[DIRECTIVE]: Without including any pictures, write out the listing below exactly.

[PROVIDED DATA]:
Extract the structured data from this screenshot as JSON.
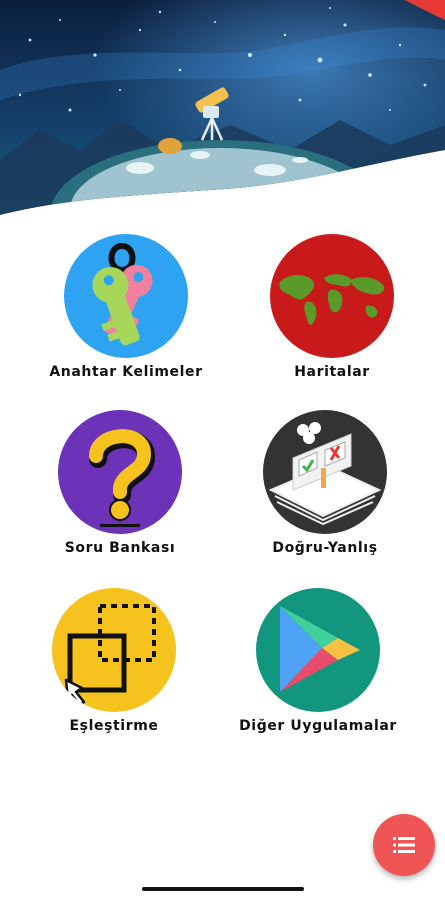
{
  "tiles": [
    {
      "label": "Anahtar Kelimeler",
      "icon": "keys-icon",
      "color": "#2ea3f2"
    },
    {
      "label": "Haritalar",
      "icon": "world-map-icon",
      "color": "#c81a1a"
    },
    {
      "label": "Soru Bankası",
      "icon": "question-mark-icon",
      "color": "#6c32b8"
    },
    {
      "label": "Doğru-Yanlış",
      "icon": "true-false-icon",
      "color": "#333333"
    },
    {
      "label": "Eşleştirme",
      "icon": "drag-match-icon",
      "color": "#f5c21e"
    },
    {
      "label": "Diğer Uygulamalar",
      "icon": "play-store-icon",
      "color": "#13967e"
    }
  ],
  "fab": {
    "icon": "list-icon",
    "color": "#f05555"
  },
  "colors": {
    "hero_sky": "#0f2a4a",
    "hero_accent": "#e53935"
  }
}
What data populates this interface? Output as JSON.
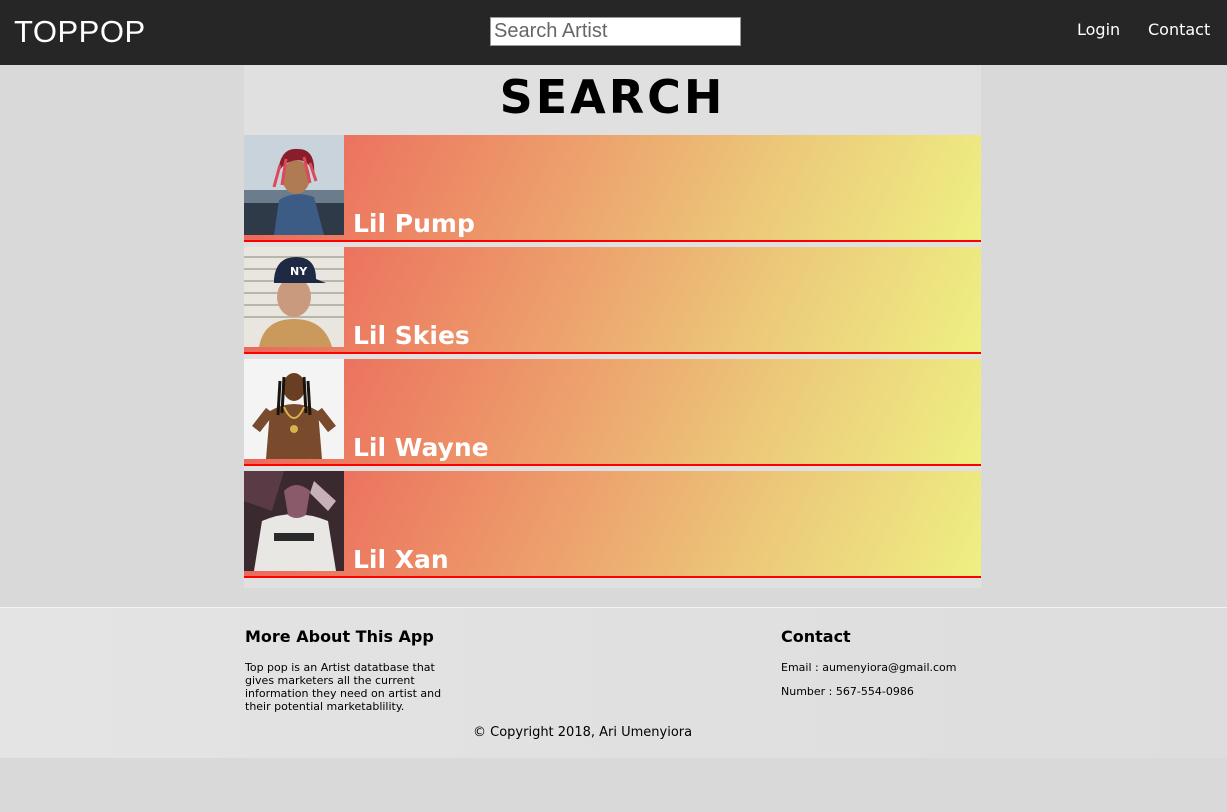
{
  "navbar": {
    "brand": "TOPPOP",
    "search_placeholder": "Search Artist",
    "links": {
      "login": "Login",
      "contact": "Contact"
    }
  },
  "main": {
    "title": "SEARCH",
    "artists": [
      {
        "name": "Lil Pump"
      },
      {
        "name": "Lil Skies"
      },
      {
        "name": "Lil Wayne"
      },
      {
        "name": "Lil Xan"
      }
    ]
  },
  "footer": {
    "about_heading": "More About This App",
    "about_text": "Top pop is an Artist datatbase that gives marketers all the current information they need on artist and their potential marketablility.",
    "contact_heading": "Contact",
    "email": "Email : aumenyiora@gmail.com",
    "number": "Number : 567-554-0986",
    "copyright": "© Copyright 2018, Ari Umenyiora"
  },
  "colors": {
    "navbar_bg": "#262626",
    "row_gradient_start": "#ec6059",
    "row_gradient_end": "#eef083",
    "row_border": "#ff0000"
  }
}
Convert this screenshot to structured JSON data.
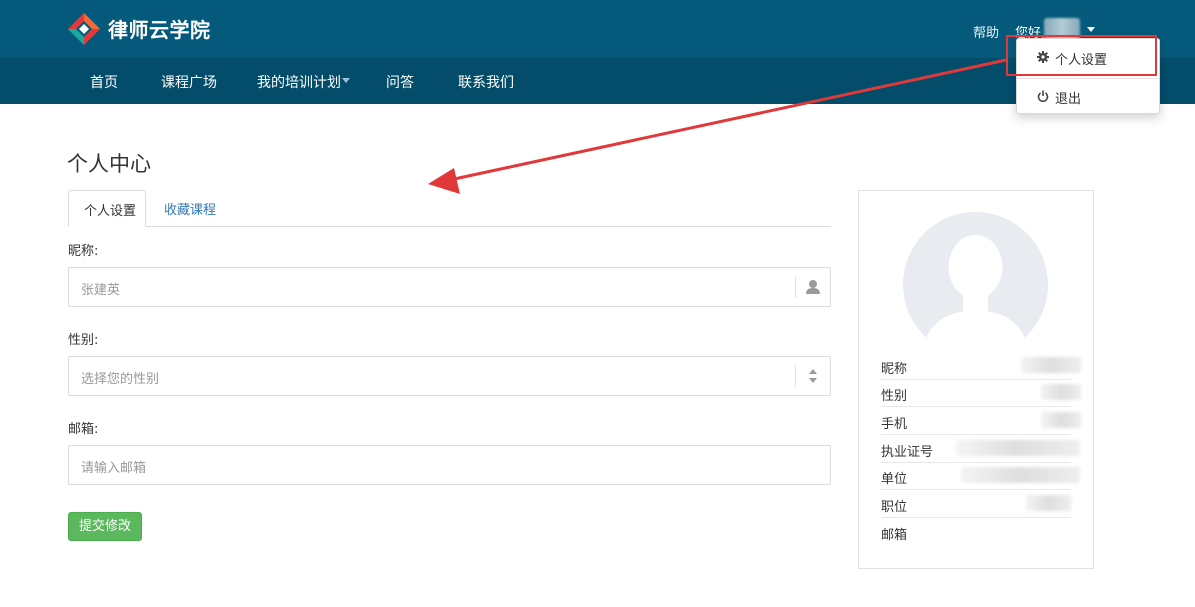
{
  "app": {
    "brand_name": "律师云学院",
    "brand_colors": {
      "header": "#055a7c",
      "nav": "#034d6b",
      "logo_red": "#e5383b",
      "logo_teal": "#1aa7a0"
    }
  },
  "header": {
    "help_label": "帮助",
    "greeting": "您好,",
    "user_menu": {
      "items": [
        {
          "icon": "gear-icon",
          "label": "个人设置"
        },
        {
          "icon": "power-icon",
          "label": "退出"
        }
      ]
    }
  },
  "nav": {
    "items": [
      {
        "label": "首页"
      },
      {
        "label": "课程广场"
      },
      {
        "label": "我的培训计划",
        "has_dropdown": true
      },
      {
        "label": "问答"
      },
      {
        "label": "联系我们"
      }
    ]
  },
  "page": {
    "title": "个人中心",
    "tabs": [
      {
        "label": "个人设置",
        "active": true
      },
      {
        "label": "收藏课程",
        "active": false
      }
    ]
  },
  "form": {
    "nickname": {
      "label": "昵称:",
      "placeholder": "张建英",
      "icon": "user-icon"
    },
    "gender": {
      "label": "性别:",
      "placeholder": "选择您的性别",
      "icon": "sort-arrows-icon"
    },
    "email": {
      "label": "邮箱:",
      "placeholder": "请输入邮箱"
    },
    "submit_label": "提交修改",
    "submit_color": "#5cb85c"
  },
  "profile_card": {
    "fields": [
      {
        "key": "昵称"
      },
      {
        "key": "性别"
      },
      {
        "key": "手机"
      },
      {
        "key": "执业证号"
      },
      {
        "key": "单位"
      },
      {
        "key": "职位"
      },
      {
        "key": "邮箱"
      }
    ]
  },
  "annotation": {
    "color": "#e0393a"
  }
}
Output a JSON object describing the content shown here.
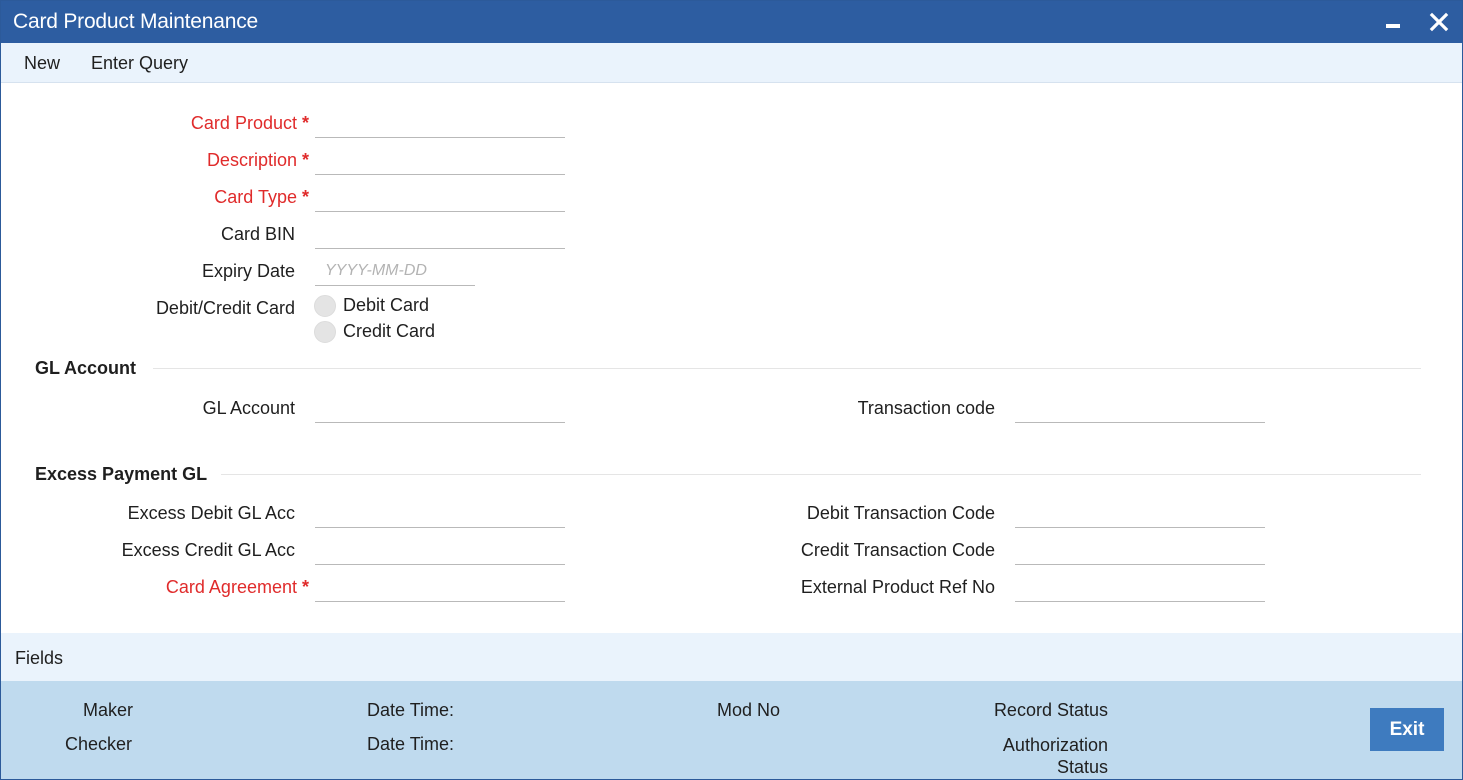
{
  "window": {
    "title": "Card Product Maintenance",
    "minimize_icon": "minimize-icon",
    "close_icon": "close-icon"
  },
  "menu": {
    "new": "New",
    "enter_query": "Enter Query"
  },
  "form": {
    "card_product": {
      "label": "Card Product",
      "required": true,
      "value": ""
    },
    "description": {
      "label": "Description",
      "required": true,
      "value": ""
    },
    "card_type": {
      "label": "Card Type",
      "required": true,
      "value": ""
    },
    "card_bin": {
      "label": "Card BIN",
      "value": ""
    },
    "expiry_date": {
      "label": "Expiry Date",
      "placeholder": "YYYY-MM-DD",
      "value": ""
    },
    "debit_credit": {
      "label": "Debit/Credit Card",
      "options": [
        "Debit Card",
        "Credit Card"
      ],
      "selected": null
    },
    "required_marker": "*"
  },
  "gl_section": {
    "title": "GL Account",
    "gl_account": {
      "label": "GL Account",
      "value": ""
    },
    "transaction_code": {
      "label": "Transaction code",
      "value": ""
    }
  },
  "excess_section": {
    "title": "Excess Payment GL",
    "excess_debit": {
      "label": "Excess Debit GL Acc",
      "value": ""
    },
    "excess_credit": {
      "label": "Excess Credit GL Acc",
      "value": ""
    },
    "card_agreement": {
      "label": "Card Agreement",
      "required": true,
      "value": ""
    },
    "debit_txn_code": {
      "label": "Debit Transaction Code",
      "value": ""
    },
    "credit_txn_code": {
      "label": "Credit Transaction Code",
      "value": ""
    },
    "external_ref": {
      "label": "External Product Ref No",
      "value": ""
    }
  },
  "fields_bar": {
    "label": "Fields"
  },
  "footer": {
    "maker": "Maker",
    "checker": "Checker",
    "date_time_1": "Date Time:",
    "date_time_2": "Date Time:",
    "mod_no": "Mod No",
    "record_status": "Record Status",
    "authorization_status": "Authorization Status",
    "exit": "Exit"
  },
  "colors": {
    "titlebar": "#2d5da1",
    "menubar": "#eaf3fc",
    "footer": "#bfdaee",
    "required": "#e02b2b",
    "exit_button": "#3e7bbf"
  }
}
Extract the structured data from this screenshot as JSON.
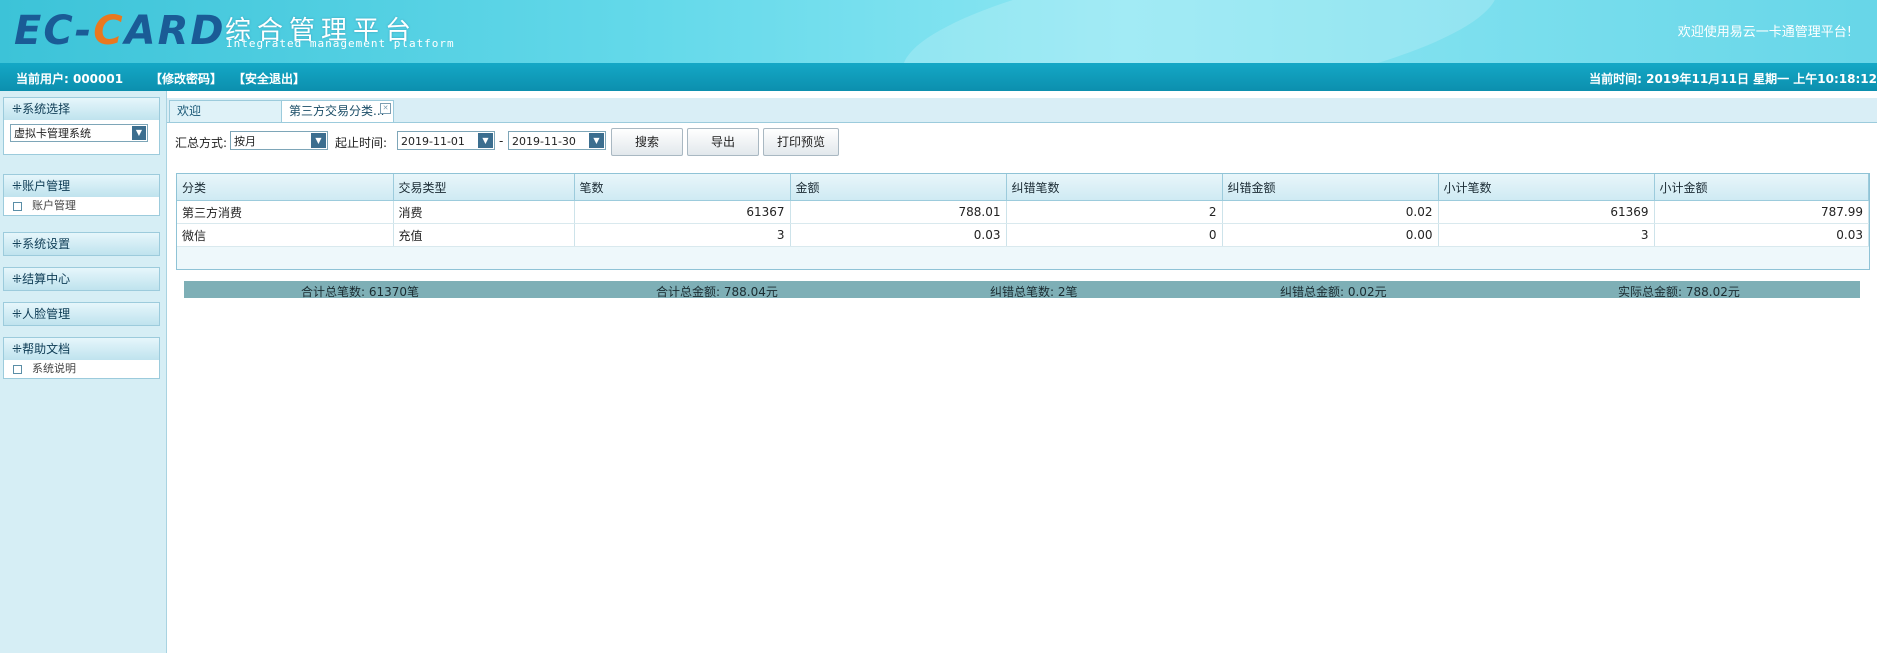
{
  "header": {
    "logo_part1": "EC-",
    "logo_c": "C",
    "logo_part2": "ARD",
    "title": "综合管理平台",
    "subtitle": "Integrated management platform",
    "welcome": "欢迎使用易云一卡通管理平台!"
  },
  "userbar": {
    "current_user": "当前用户:  000001",
    "change_password": "【修改密码】",
    "logout": "【安全退出】",
    "current_time": "当前时间:  2019年11月11日 星期一 上午10:18:12"
  },
  "sidebar": {
    "system_select": {
      "title": "系统选择",
      "value": "虚拟卡管理系统"
    },
    "account": {
      "title": "账户管理",
      "items": [
        "账户管理"
      ]
    },
    "settings": {
      "title": "系统设置"
    },
    "settlement": {
      "title": "结算中心"
    },
    "face": {
      "title": "人脸管理"
    },
    "help": {
      "title": "帮助文档",
      "items": [
        "系统说明"
      ]
    }
  },
  "tabs": [
    {
      "label": "欢迎"
    },
    {
      "label": "第三方交易分类..."
    }
  ],
  "toolbar": {
    "summary_label": "汇总方式:",
    "summary_value": "按月",
    "date_label": "起止时间:",
    "date_from": "2019-11-01",
    "date_sep": "-",
    "date_to": "2019-11-30",
    "search": "搜索",
    "export": "导出",
    "print_preview": "打印预览"
  },
  "table": {
    "columns": [
      "分类",
      "交易类型",
      "笔数",
      "金额",
      "纠错笔数",
      "纠错金额",
      "小计笔数",
      "小计金额"
    ],
    "rows": [
      [
        "第三方消费",
        "消费",
        "61367",
        "788.01",
        "2",
        "0.02",
        "61369",
        "787.99"
      ],
      [
        "微信",
        "充值",
        "3",
        "0.03",
        "0",
        "0.00",
        "3",
        "0.03"
      ]
    ]
  },
  "summary": {
    "total_count": "合计总笔数: 61370笔",
    "total_amount": "合计总金额: 788.04元",
    "correction_count": "纠错总笔数: 2笔",
    "correction_amount": "纠错总金额: 0.02元",
    "actual_amount": "实际总金额: 788.02元"
  }
}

[RESPONSE FOR THIS EXERCISE]:
Extract the structured data from this screenshot as JSON.
{
  "tiles": [
    {
      "label": "Anahtar Kelimeler",
      "icon": "keys-icon",
      "color": "#2ea3f2"
    },
    {
      "label": "Haritalar",
      "icon": "world-map-icon",
      "color": "#c81a1a"
    },
    {
      "label": "Soru Bankası",
      "icon": "question-mark-icon",
      "color": "#6c32b8"
    },
    {
      "label": "Doğru-Yanlış",
      "icon": "true-false-icon",
      "color": "#333333"
    },
    {
      "label": "Eşleştirme",
      "icon": "drag-match-icon",
      "color": "#f5c21e"
    },
    {
      "label": "Diğer Uygulamalar",
      "icon": "play-store-icon",
      "color": "#13967e"
    }
  ],
  "fab": {
    "icon": "list-icon",
    "color": "#f05555"
  },
  "colors": {
    "hero_sky": "#0f2a4a",
    "hero_accent": "#e53935"
  }
}
What data populates this interface? Output as JSON.
{
  "navbar": {
    "brand": "TOPPOP",
    "search_placeholder": "Search Artist",
    "links": {
      "login": "Login",
      "contact": "Contact"
    }
  },
  "main": {
    "title": "SEARCH",
    "artists": [
      {
        "name": "Lil Pump"
      },
      {
        "name": "Lil Skies"
      },
      {
        "name": "Lil Wayne"
      },
      {
        "name": "Lil Xan"
      }
    ]
  },
  "footer": {
    "about_heading": "More About This App",
    "about_text": "Top pop is an Artist datatbase that gives marketers all the current information they need on artist and their potential marketablility.",
    "contact_heading": "Contact",
    "email": "Email : aumenyiora@gmail.com",
    "number": "Number : 567-554-0986",
    "copyright": "© Copyright 2018, Ari Umenyiora"
  },
  "colors": {
    "navbar_bg": "#262626",
    "row_gradient_start": "#ec6059",
    "row_gradient_end": "#eef083",
    "row_border": "#ff0000"
  }
}
Convert this screenshot to structured JSON data.
{
  "app": {
    "brand_name": "律师云学院",
    "brand_colors": {
      "header": "#055a7c",
      "nav": "#034d6b",
      "logo_red": "#e5383b",
      "logo_teal": "#1aa7a0"
    }
  },
  "header": {
    "help_label": "帮助",
    "greeting": "您好,",
    "user_menu": {
      "items": [
        {
          "icon": "gear-icon",
          "label": "个人设置"
        },
        {
          "icon": "power-icon",
          "label": "退出"
        }
      ]
    }
  },
  "nav": {
    "items": [
      {
        "label": "首页"
      },
      {
        "label": "课程广场"
      },
      {
        "label": "我的培训计划",
        "has_dropdown": true
      },
      {
        "label": "问答"
      },
      {
        "label": "联系我们"
      }
    ]
  },
  "page": {
    "title": "个人中心",
    "tabs": [
      {
        "label": "个人设置",
        "active": true
      },
      {
        "label": "收藏课程",
        "active": false
      }
    ]
  },
  "form": {
    "nickname": {
      "label": "昵称:",
      "placeholder": "张建英",
      "icon": "user-icon"
    },
    "gender": {
      "label": "性别:",
      "placeholder": "选择您的性别",
      "icon": "sort-arrows-icon"
    },
    "email": {
      "label": "邮箱:",
      "placeholder": "请输入邮箱"
    },
    "submit_label": "提交修改",
    "submit_color": "#5cb85c"
  },
  "profile_card": {
    "fields": [
      {
        "key": "昵称"
      },
      {
        "key": "性别"
      },
      {
        "key": "手机"
      },
      {
        "key": "执业证号"
      },
      {
        "key": "单位"
      },
      {
        "key": "职位"
      },
      {
        "key": "邮箱"
      }
    ]
  },
  "annotation": {
    "color": "#e0393a"
  }
}
Output a JSON object describing the content shown here.
{
  "window": {
    "title": "Card Product Maintenance",
    "minimize_icon": "minimize-icon",
    "close_icon": "close-icon"
  },
  "menu": {
    "new": "New",
    "enter_query": "Enter Query"
  },
  "form": {
    "card_product": {
      "label": "Card Product",
      "required": true,
      "value": ""
    },
    "description": {
      "label": "Description",
      "required": true,
      "value": ""
    },
    "card_type": {
      "label": "Card Type",
      "required": true,
      "value": ""
    },
    "card_bin": {
      "label": "Card BIN",
      "value": ""
    },
    "expiry_date": {
      "label": "Expiry Date",
      "placeholder": "YYYY-MM-DD",
      "value": ""
    },
    "debit_credit": {
      "label": "Debit/Credit Card",
      "options": [
        "Debit Card",
        "Credit Card"
      ],
      "selected": null
    },
    "required_marker": "*"
  },
  "gl_section": {
    "title": "GL Account",
    "gl_account": {
      "label": "GL Account",
      "value": ""
    },
    "transaction_code": {
      "label": "Transaction code",
      "value": ""
    }
  },
  "excess_section": {
    "title": "Excess Payment GL",
    "excess_debit": {
      "label": "Excess Debit GL Acc",
      "value": ""
    },
    "excess_credit": {
      "label": "Excess Credit GL Acc",
      "value": ""
    },
    "card_agreement": {
      "label": "Card Agreement",
      "required": true,
      "value": ""
    },
    "debit_txn_code": {
      "label": "Debit Transaction Code",
      "value": ""
    },
    "credit_txn_code": {
      "label": "Credit Transaction Code",
      "value": ""
    },
    "external_ref": {
      "label": "External Product Ref No",
      "value": ""
    }
  },
  "fields_bar": {
    "label": "Fields"
  },
  "footer": {
    "maker": "Maker",
    "checker": "Checker",
    "date_time_1": "Date Time:",
    "date_time_2": "Date Time:",
    "mod_no": "Mod No",
    "record_status": "Record Status",
    "authorization_status": "Authorization Status",
    "exit": "Exit"
  },
  "colors": {
    "titlebar": "#2d5da1",
    "menubar": "#eaf3fc",
    "footer": "#bfdaee",
    "required": "#e02b2b",
    "exit_button": "#3e7bbf"
  }
}
Extract the structured data from this screenshot as JSON.
{
  "header": {
    "logo_part1": "EC-",
    "logo_c": "C",
    "logo_part2": "ARD",
    "title": "综合管理平台",
    "subtitle": "Integrated management platform",
    "welcome": "欢迎使用易云一卡通管理平台!"
  },
  "userbar": {
    "current_user": "当前用户:  000001",
    "change_password": "【修改密码】",
    "logout": "【安全退出】",
    "current_time": "当前时间:  2019年11月11日 星期一 上午10:18:12"
  },
  "sidebar": {
    "system_select": {
      "title": "系统选择",
      "value": "虚拟卡管理系统"
    },
    "account": {
      "title": "账户管理",
      "items": [
        "账户管理"
      ]
    },
    "settings": {
      "title": "系统设置"
    },
    "settlement": {
      "title": "结算中心"
    },
    "face": {
      "title": "人脸管理"
    },
    "help": {
      "title": "帮助文档",
      "items": [
        "系统说明"
      ]
    }
  },
  "tabs": [
    {
      "label": "欢迎"
    },
    {
      "label": "第三方交易分类..."
    }
  ],
  "toolbar": {
    "summary_label": "汇总方式:",
    "summary_value": "按月",
    "date_label": "起止时间:",
    "date_from": "2019-11-01",
    "date_sep": "-",
    "date_to": "2019-11-30",
    "search": "搜索",
    "export": "导出",
    "print_preview": "打印预览"
  },
  "table": {
    "columns": [
      "分类",
      "交易类型",
      "笔数",
      "金额",
      "纠错笔数",
      "纠错金额",
      "小计笔数",
      "小计金额"
    ],
    "rows": [
      [
        "第三方消费",
        "消费",
        "61367",
        "788.01",
        "2",
        "0.02",
        "61369",
        "787.99"
      ],
      [
        "微信",
        "充值",
        "3",
        "0.03",
        "0",
        "0.00",
        "3",
        "0.03"
      ]
    ]
  },
  "summary": {
    "total_count": "合计总笔数: 61370笔",
    "total_amount": "合计总金额: 788.04元",
    "correction_count": "纠错总笔数: 2笔",
    "correction_amount": "纠错总金额: 0.02元",
    "actual_amount": "实际总金额: 788.02元"
  }
}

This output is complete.